#### [Exercise prompt]
Reproduce all entries precisely, down to the last character.

[Data items]
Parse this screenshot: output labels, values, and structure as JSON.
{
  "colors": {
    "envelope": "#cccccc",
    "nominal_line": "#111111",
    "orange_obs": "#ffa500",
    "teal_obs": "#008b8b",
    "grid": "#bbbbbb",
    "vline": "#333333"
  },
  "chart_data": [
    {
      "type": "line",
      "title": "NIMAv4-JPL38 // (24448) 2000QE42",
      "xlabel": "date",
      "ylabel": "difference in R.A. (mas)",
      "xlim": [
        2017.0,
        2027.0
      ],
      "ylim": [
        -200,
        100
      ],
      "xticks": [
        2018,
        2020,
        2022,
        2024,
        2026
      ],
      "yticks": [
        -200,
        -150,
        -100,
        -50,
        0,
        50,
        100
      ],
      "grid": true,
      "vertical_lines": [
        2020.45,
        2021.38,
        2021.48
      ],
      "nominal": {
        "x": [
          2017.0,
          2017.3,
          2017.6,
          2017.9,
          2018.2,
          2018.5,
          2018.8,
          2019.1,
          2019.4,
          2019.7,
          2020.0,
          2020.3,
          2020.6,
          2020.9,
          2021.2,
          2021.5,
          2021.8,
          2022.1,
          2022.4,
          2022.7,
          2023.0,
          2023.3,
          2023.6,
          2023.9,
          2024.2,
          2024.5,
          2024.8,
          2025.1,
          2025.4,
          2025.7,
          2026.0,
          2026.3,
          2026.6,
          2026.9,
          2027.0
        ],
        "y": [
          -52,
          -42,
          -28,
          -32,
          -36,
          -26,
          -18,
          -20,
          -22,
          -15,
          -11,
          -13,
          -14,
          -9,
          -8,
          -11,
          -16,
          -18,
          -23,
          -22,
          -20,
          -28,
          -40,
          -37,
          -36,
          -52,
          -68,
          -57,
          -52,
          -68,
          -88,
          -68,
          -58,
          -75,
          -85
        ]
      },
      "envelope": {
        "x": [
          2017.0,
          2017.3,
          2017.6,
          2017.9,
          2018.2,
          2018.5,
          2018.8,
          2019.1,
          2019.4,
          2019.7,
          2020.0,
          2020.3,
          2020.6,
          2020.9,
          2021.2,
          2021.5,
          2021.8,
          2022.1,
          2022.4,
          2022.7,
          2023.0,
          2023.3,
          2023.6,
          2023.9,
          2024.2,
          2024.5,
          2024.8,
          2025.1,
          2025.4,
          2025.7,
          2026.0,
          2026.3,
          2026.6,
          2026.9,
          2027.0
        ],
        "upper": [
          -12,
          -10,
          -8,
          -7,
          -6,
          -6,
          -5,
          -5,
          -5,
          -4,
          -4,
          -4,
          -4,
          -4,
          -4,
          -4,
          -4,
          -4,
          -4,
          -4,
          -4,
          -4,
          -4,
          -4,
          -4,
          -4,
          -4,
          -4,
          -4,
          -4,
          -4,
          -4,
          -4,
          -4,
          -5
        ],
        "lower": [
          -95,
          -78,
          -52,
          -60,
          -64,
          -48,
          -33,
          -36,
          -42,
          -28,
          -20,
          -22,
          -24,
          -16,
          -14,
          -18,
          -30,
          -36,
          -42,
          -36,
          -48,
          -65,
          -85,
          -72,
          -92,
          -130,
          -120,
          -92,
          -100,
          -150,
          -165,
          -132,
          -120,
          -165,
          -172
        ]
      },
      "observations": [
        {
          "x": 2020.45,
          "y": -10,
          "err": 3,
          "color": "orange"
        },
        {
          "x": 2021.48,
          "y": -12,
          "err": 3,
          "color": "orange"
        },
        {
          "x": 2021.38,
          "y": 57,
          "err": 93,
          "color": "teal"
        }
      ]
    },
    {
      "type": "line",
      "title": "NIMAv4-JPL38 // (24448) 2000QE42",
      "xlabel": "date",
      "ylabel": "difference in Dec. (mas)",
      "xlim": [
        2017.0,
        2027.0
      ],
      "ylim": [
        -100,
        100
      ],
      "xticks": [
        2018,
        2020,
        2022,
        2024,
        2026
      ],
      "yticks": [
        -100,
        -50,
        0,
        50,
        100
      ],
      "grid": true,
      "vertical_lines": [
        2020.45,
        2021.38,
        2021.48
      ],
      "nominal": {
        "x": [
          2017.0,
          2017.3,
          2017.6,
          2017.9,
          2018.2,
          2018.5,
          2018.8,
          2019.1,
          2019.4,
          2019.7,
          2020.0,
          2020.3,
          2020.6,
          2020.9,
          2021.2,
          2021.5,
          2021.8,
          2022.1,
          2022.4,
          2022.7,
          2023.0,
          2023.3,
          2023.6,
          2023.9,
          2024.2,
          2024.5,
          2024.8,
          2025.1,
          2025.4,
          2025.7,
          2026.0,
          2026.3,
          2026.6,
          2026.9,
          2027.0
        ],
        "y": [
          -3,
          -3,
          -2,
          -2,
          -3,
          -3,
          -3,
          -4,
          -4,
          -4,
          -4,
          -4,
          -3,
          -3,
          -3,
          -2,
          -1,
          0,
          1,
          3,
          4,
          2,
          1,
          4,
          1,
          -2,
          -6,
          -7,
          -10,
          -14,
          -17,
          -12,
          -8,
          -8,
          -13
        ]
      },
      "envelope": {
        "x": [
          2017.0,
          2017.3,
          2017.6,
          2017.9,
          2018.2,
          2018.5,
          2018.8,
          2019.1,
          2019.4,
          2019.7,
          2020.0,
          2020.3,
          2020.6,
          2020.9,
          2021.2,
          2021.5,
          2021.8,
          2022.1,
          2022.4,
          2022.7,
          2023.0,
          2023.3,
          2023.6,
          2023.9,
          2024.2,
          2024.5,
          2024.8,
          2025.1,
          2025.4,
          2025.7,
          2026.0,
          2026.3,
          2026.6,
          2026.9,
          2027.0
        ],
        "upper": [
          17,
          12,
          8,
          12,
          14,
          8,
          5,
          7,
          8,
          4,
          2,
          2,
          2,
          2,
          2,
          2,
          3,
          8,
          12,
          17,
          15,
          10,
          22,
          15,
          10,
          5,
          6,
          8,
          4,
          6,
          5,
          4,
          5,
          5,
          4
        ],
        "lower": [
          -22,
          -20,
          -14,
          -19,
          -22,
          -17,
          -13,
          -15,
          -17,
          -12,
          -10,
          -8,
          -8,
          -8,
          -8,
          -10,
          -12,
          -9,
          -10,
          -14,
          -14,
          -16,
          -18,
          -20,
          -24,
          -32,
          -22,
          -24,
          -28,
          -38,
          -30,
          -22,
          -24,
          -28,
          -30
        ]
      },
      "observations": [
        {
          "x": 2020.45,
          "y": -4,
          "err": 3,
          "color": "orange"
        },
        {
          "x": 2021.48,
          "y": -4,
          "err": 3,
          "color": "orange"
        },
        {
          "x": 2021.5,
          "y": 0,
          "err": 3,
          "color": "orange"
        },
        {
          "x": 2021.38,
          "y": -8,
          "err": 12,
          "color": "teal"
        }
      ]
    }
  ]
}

#### [The output]
Parse this screenshot: output labels, values, and structure as JSON.
{
  "colors": {
    "envelope": "#cccccc",
    "nominal_line": "#111111",
    "orange_obs": "#ffa500",
    "teal_obs": "#008b8b",
    "grid": "#bbbbbb",
    "vline": "#333333"
  },
  "chart_data": [
    {
      "type": "line",
      "title": "NIMAv4-JPL38 // (24448) 2000QE42",
      "xlabel": "date",
      "ylabel": "difference in R.A. (mas)",
      "xlim": [
        2017.0,
        2027.0
      ],
      "ylim": [
        -200,
        100
      ],
      "xticks": [
        2018,
        2020,
        2022,
        2024,
        2026
      ],
      "yticks": [
        -200,
        -150,
        -100,
        -50,
        0,
        50,
        100
      ],
      "grid": true,
      "vertical_lines": [
        2020.45,
        2021.38,
        2021.48
      ],
      "nominal": {
        "x": [
          2017.0,
          2017.3,
          2017.6,
          2017.9,
          2018.2,
          2018.5,
          2018.8,
          2019.1,
          2019.4,
          2019.7,
          2020.0,
          2020.3,
          2020.6,
          2020.9,
          2021.2,
          2021.5,
          2021.8,
          2022.1,
          2022.4,
          2022.7,
          2023.0,
          2023.3,
          2023.6,
          2023.9,
          2024.2,
          2024.5,
          2024.8,
          2025.1,
          2025.4,
          2025.7,
          2026.0,
          2026.3,
          2026.6,
          2026.9,
          2027.0
        ],
        "y": [
          -52,
          -42,
          -28,
          -32,
          -36,
          -26,
          -18,
          -20,
          -22,
          -15,
          -11,
          -13,
          -14,
          -9,
          -8,
          -11,
          -16,
          -18,
          -23,
          -22,
          -20,
          -28,
          -40,
          -37,
          -36,
          -52,
          -68,
          -57,
          -52,
          -68,
          -88,
          -68,
          -58,
          -75,
          -85
        ]
      },
      "envelope": {
        "x": [
          2017.0,
          2017.3,
          2017.6,
          2017.9,
          2018.2,
          2018.5,
          2018.8,
          2019.1,
          2019.4,
          2019.7,
          2020.0,
          2020.3,
          2020.6,
          2020.9,
          2021.2,
          2021.5,
          2021.8,
          2022.1,
          2022.4,
          2022.7,
          2023.0,
          2023.3,
          2023.6,
          2023.9,
          2024.2,
          2024.5,
          2024.8,
          2025.1,
          2025.4,
          2025.7,
          2026.0,
          2026.3,
          2026.6,
          2026.9,
          2027.0
        ],
        "upper": [
          -12,
          -10,
          -8,
          -7,
          -6,
          -6,
          -5,
          -5,
          -5,
          -4,
          -4,
          -4,
          -4,
          -4,
          -4,
          -4,
          -4,
          -4,
          -4,
          -4,
          -4,
          -4,
          -4,
          -4,
          -4,
          -4,
          -4,
          -4,
          -4,
          -4,
          -4,
          -4,
          -4,
          -4,
          -5
        ],
        "lower": [
          -95,
          -78,
          -52,
          -60,
          -64,
          -48,
          -33,
          -36,
          -42,
          -28,
          -20,
          -22,
          -24,
          -16,
          -14,
          -18,
          -30,
          -36,
          -42,
          -36,
          -48,
          -65,
          -85,
          -72,
          -92,
          -130,
          -120,
          -92,
          -100,
          -150,
          -165,
          -132,
          -120,
          -165,
          -172
        ]
      },
      "observations": [
        {
          "x": 2020.45,
          "y": -10,
          "err": 3,
          "color": "orange"
        },
        {
          "x": 2021.48,
          "y": -12,
          "err": 3,
          "color": "orange"
        },
        {
          "x": 2021.38,
          "y": 57,
          "err": 93,
          "color": "teal"
        }
      ]
    },
    {
      "type": "line",
      "title": "NIMAv4-JPL38 // (24448) 2000QE42",
      "xlabel": "date",
      "ylabel": "difference in Dec. (mas)",
      "xlim": [
        2017.0,
        2027.0
      ],
      "ylim": [
        -100,
        100
      ],
      "xticks": [
        2018,
        2020,
        2022,
        2024,
        2026
      ],
      "yticks": [
        -100,
        -50,
        0,
        50,
        100
      ],
      "grid": true,
      "vertical_lines": [
        2020.45,
        2021.38,
        2021.48
      ],
      "nominal": {
        "x": [
          2017.0,
          2017.3,
          2017.6,
          2017.9,
          2018.2,
          2018.5,
          2018.8,
          2019.1,
          2019.4,
          2019.7,
          2020.0,
          2020.3,
          2020.6,
          2020.9,
          2021.2,
          2021.5,
          2021.8,
          2022.1,
          2022.4,
          2022.7,
          2023.0,
          2023.3,
          2023.6,
          2023.9,
          2024.2,
          2024.5,
          2024.8,
          2025.1,
          2025.4,
          2025.7,
          2026.0,
          2026.3,
          2026.6,
          2026.9,
          2027.0
        ],
        "y": [
          -3,
          -3,
          -2,
          -2,
          -3,
          -3,
          -3,
          -4,
          -4,
          -4,
          -4,
          -4,
          -3,
          -3,
          -3,
          -2,
          -1,
          0,
          1,
          3,
          4,
          2,
          1,
          4,
          1,
          -2,
          -6,
          -7,
          -10,
          -14,
          -17,
          -12,
          -8,
          -8,
          -13
        ]
      },
      "envelope": {
        "x": [
          2017.0,
          2017.3,
          2017.6,
          2017.9,
          2018.2,
          2018.5,
          2018.8,
          2019.1,
          2019.4,
          2019.7,
          2020.0,
          2020.3,
          2020.6,
          2020.9,
          2021.2,
          2021.5,
          2021.8,
          2022.1,
          2022.4,
          2022.7,
          2023.0,
          2023.3,
          2023.6,
          2023.9,
          2024.2,
          2024.5,
          2024.8,
          2025.1,
          2025.4,
          2025.7,
          2026.0,
          2026.3,
          2026.6,
          2026.9,
          2027.0
        ],
        "upper": [
          17,
          12,
          8,
          12,
          14,
          8,
          5,
          7,
          8,
          4,
          2,
          2,
          2,
          2,
          2,
          2,
          3,
          8,
          12,
          17,
          15,
          10,
          22,
          15,
          10,
          5,
          6,
          8,
          4,
          6,
          5,
          4,
          5,
          5,
          4
        ],
        "lower": [
          -22,
          -20,
          -14,
          -19,
          -22,
          -17,
          -13,
          -15,
          -17,
          -12,
          -10,
          -8,
          -8,
          -8,
          -8,
          -10,
          -12,
          -9,
          -10,
          -14,
          -14,
          -16,
          -18,
          -20,
          -24,
          -32,
          -22,
          -24,
          -28,
          -38,
          -30,
          -22,
          -24,
          -28,
          -30
        ]
      },
      "observations": [
        {
          "x": 2020.45,
          "y": -4,
          "err": 3,
          "color": "orange"
        },
        {
          "x": 2021.48,
          "y": -4,
          "err": 3,
          "color": "orange"
        },
        {
          "x": 2021.5,
          "y": 0,
          "err": 3,
          "color": "orange"
        },
        {
          "x": 2021.38,
          "y": -8,
          "err": 12,
          "color": "teal"
        }
      ]
    }
  ]
}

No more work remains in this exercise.